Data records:
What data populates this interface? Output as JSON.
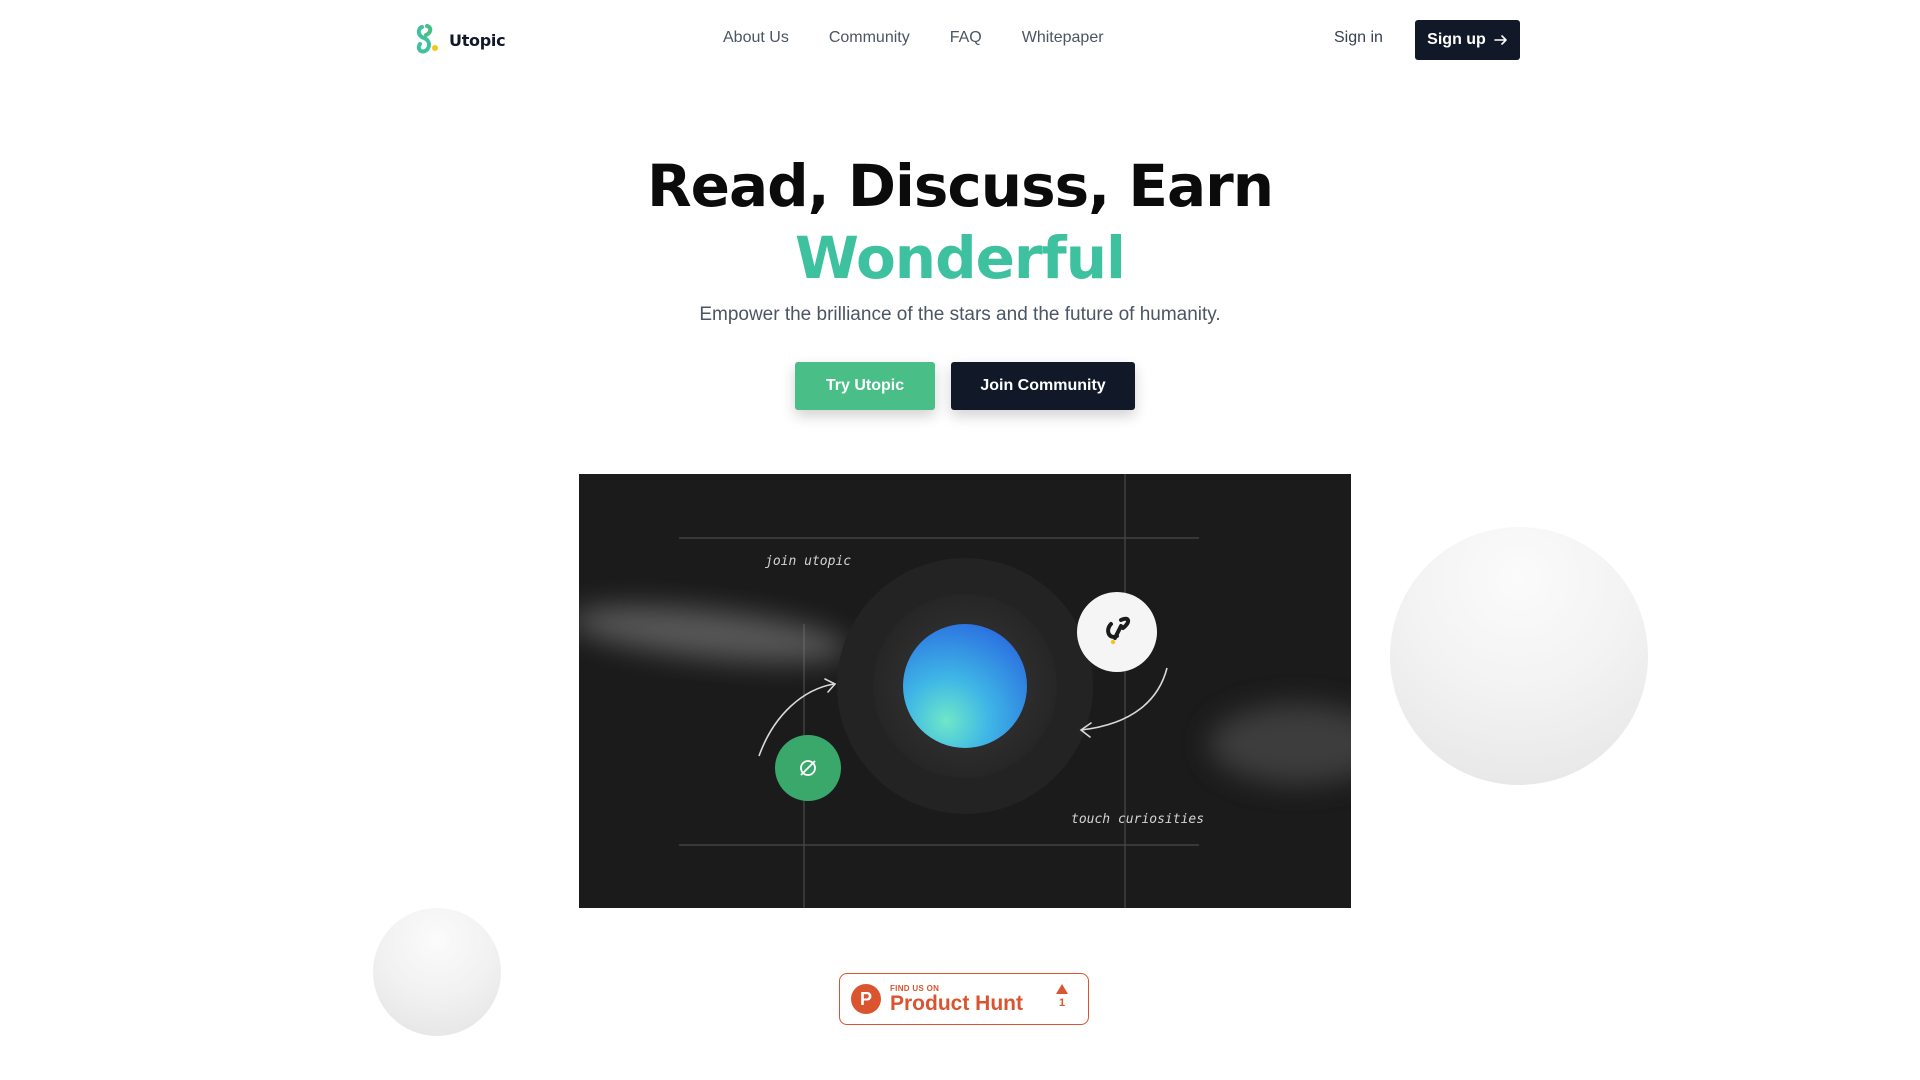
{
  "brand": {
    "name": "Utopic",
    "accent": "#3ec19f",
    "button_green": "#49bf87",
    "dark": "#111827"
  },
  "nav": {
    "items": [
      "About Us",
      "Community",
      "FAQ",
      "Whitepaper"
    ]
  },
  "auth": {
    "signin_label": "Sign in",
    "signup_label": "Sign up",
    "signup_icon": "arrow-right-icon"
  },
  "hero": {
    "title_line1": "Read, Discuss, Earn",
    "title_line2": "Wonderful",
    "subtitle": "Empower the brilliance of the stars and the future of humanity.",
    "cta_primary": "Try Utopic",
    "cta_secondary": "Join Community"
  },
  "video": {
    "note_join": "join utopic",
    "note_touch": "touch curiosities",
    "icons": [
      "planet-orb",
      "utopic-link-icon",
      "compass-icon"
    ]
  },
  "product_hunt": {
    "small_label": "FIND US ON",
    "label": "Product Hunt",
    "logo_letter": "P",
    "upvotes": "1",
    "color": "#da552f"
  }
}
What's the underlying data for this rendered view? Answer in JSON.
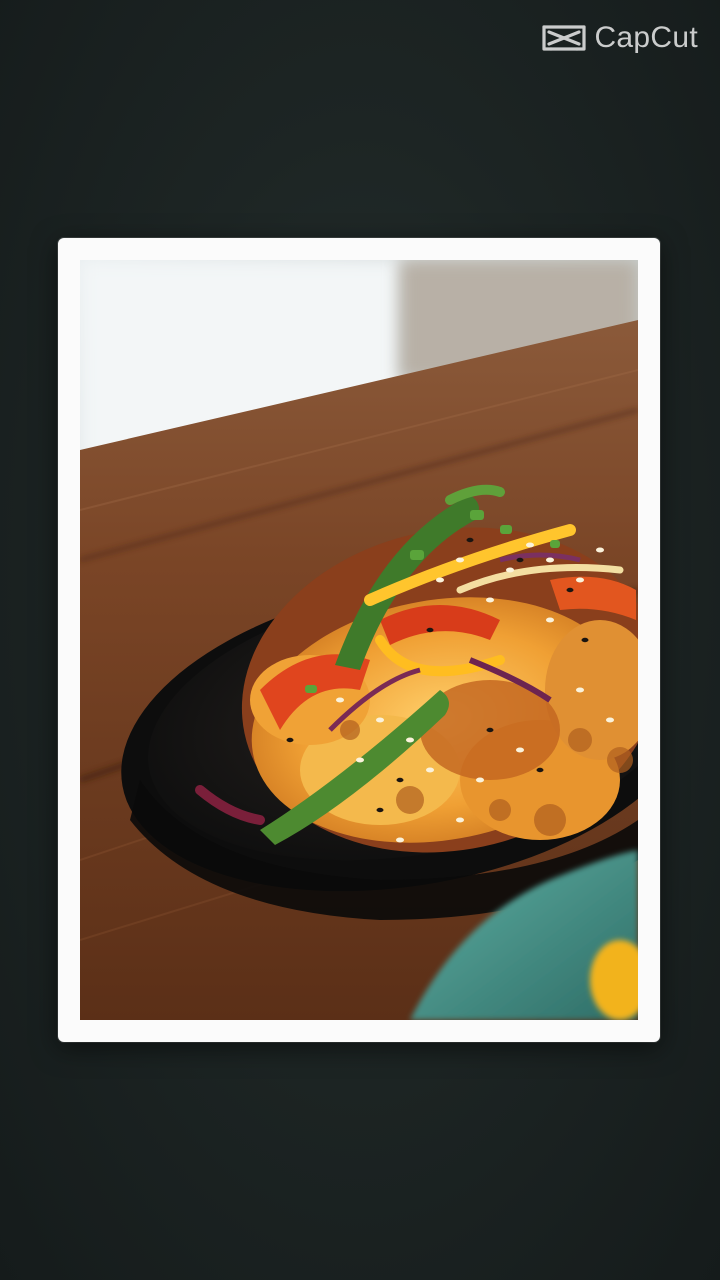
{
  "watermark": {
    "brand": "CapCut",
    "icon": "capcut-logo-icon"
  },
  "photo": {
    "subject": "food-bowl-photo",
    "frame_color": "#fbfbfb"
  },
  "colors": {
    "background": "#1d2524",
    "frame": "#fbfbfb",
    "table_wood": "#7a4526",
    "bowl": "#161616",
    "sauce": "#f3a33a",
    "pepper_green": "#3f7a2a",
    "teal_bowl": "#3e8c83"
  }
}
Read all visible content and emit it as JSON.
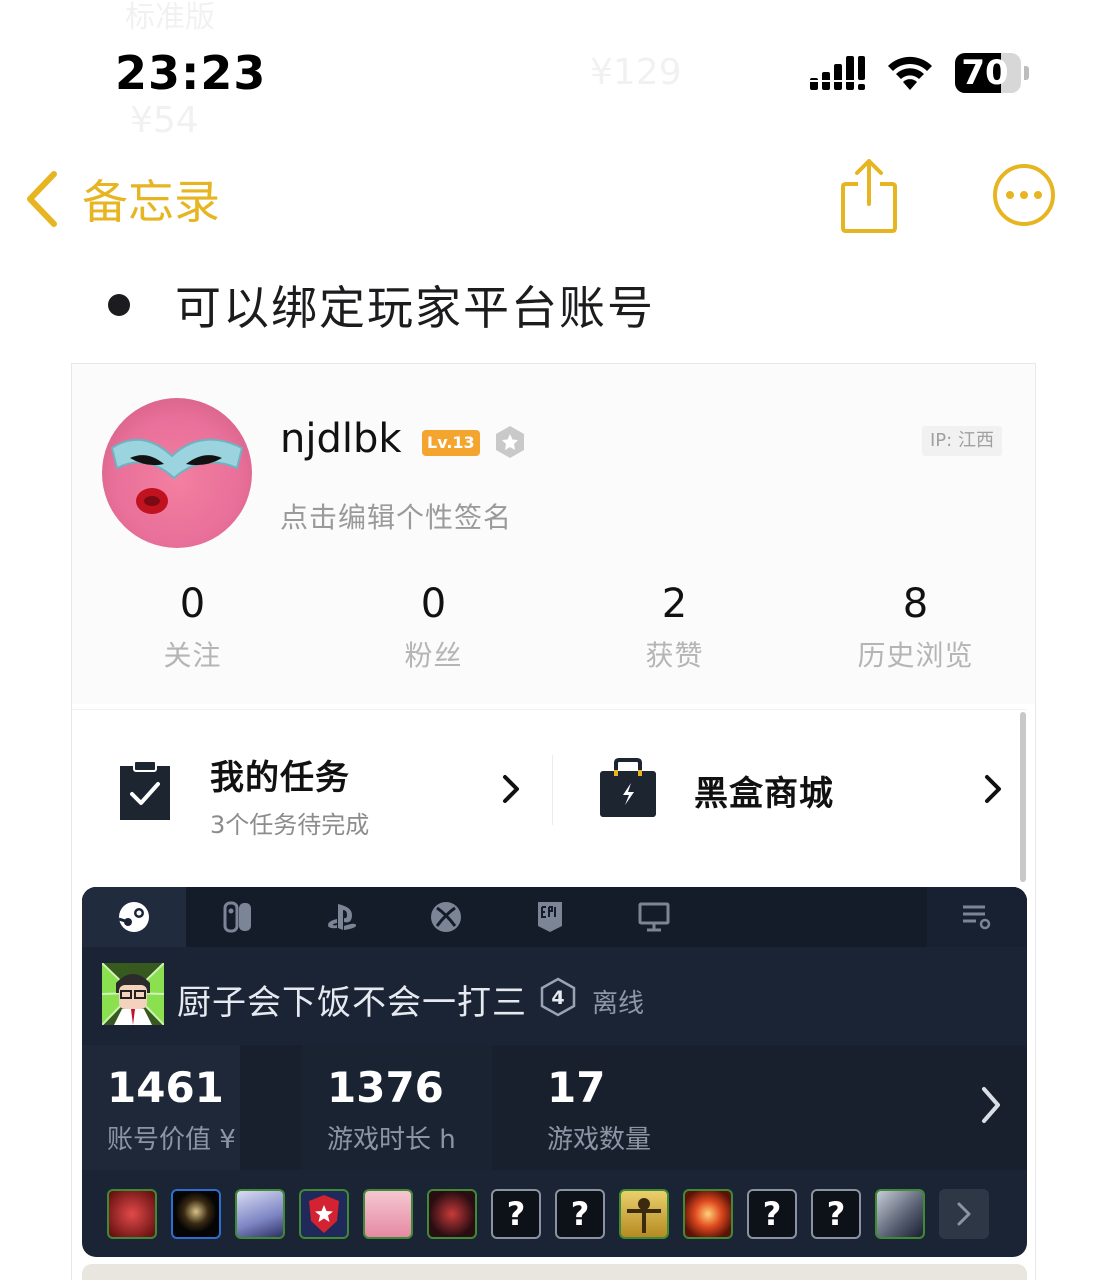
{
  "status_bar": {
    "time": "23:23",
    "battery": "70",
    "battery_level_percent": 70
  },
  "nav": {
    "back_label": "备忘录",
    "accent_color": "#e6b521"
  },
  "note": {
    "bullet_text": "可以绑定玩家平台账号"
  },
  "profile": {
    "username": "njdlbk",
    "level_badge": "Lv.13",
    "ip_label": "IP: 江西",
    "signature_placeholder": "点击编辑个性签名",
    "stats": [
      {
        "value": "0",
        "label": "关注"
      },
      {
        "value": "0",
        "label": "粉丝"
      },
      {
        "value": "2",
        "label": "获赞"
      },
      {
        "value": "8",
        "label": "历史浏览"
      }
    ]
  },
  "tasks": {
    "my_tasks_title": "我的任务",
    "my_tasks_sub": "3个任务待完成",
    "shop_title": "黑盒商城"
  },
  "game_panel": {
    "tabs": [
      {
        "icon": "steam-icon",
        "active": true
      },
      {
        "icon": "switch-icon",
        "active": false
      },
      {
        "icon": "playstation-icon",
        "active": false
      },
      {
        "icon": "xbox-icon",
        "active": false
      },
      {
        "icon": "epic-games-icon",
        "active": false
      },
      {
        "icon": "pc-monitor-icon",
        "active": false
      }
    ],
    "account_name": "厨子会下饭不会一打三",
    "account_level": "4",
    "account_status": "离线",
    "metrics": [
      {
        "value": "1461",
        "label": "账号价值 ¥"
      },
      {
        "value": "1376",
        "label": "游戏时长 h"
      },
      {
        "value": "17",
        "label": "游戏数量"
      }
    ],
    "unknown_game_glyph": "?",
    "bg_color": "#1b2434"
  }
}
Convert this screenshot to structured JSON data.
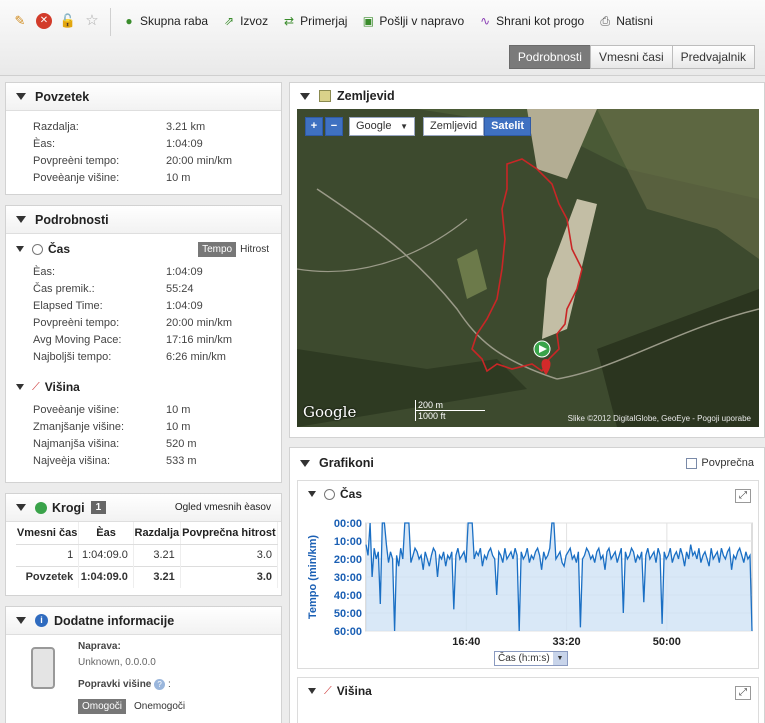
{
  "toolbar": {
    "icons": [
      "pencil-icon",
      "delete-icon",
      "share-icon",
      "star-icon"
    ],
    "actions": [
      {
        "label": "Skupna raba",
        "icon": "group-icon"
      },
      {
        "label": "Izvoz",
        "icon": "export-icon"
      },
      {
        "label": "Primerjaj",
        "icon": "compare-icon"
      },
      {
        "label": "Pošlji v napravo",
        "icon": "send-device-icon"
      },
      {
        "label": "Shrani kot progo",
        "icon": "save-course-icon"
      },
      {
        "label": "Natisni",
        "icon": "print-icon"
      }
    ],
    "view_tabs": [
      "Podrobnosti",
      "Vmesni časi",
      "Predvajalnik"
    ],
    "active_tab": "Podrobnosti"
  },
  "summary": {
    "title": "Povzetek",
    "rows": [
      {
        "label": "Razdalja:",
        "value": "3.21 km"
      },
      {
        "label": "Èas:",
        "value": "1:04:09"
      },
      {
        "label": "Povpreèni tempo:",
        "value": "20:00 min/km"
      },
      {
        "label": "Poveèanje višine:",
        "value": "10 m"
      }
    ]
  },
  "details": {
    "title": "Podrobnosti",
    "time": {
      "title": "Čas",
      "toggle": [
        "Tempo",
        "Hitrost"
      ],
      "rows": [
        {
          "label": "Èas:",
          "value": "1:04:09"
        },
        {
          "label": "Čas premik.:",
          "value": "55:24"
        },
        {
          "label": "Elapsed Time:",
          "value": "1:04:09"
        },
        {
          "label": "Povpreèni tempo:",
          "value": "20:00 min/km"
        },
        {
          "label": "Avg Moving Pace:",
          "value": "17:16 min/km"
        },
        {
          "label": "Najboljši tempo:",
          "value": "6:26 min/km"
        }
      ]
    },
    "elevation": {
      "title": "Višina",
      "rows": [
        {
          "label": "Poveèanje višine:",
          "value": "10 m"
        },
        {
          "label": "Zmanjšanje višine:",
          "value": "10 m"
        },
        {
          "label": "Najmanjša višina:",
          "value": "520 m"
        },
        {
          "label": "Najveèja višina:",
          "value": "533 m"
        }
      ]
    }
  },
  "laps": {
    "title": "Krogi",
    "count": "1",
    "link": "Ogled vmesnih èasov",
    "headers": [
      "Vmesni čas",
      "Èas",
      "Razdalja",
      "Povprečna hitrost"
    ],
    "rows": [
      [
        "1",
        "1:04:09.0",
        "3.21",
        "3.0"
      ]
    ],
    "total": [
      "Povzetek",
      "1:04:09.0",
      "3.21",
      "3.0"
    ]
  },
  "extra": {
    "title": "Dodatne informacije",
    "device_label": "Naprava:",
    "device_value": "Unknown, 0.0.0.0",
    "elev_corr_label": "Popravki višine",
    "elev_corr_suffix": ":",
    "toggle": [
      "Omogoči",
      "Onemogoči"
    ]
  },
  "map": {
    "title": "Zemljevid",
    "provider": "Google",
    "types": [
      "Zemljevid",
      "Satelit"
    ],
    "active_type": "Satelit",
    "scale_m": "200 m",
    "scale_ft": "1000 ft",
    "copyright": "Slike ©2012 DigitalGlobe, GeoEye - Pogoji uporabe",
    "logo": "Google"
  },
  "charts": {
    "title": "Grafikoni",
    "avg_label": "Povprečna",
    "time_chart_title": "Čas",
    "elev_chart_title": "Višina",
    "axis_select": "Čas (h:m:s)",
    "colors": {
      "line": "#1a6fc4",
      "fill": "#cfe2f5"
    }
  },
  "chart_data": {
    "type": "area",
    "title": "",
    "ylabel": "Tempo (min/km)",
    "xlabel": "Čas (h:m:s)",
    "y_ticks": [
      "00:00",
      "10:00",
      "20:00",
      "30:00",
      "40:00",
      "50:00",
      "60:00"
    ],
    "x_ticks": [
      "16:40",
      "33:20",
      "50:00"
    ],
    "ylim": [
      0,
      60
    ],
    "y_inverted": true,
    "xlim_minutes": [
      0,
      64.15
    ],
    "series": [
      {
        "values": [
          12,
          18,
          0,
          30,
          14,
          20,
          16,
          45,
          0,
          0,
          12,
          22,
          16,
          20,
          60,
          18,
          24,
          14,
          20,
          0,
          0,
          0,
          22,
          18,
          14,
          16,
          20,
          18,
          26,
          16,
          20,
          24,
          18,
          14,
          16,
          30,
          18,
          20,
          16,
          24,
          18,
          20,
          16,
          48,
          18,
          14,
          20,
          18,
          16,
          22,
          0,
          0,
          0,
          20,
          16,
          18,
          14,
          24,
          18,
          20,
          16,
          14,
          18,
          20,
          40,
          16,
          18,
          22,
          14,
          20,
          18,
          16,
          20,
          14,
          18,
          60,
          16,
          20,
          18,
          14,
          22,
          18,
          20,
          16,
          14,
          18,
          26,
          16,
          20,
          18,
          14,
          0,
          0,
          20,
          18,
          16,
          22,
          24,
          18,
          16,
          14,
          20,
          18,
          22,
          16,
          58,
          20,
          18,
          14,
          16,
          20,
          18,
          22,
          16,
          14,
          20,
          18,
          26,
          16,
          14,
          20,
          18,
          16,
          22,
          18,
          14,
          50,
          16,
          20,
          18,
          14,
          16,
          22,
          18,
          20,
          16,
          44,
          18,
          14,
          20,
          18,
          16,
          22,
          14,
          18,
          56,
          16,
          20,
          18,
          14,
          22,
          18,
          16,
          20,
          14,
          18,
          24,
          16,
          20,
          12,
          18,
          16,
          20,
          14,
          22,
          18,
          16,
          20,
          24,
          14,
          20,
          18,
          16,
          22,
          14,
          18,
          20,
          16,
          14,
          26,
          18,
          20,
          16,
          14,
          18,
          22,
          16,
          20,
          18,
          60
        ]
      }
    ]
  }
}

**Work instructions:**
Examine the entries and report how many of their lines contain the string "Community", giving no more than the number.

**Reply to the task:**
2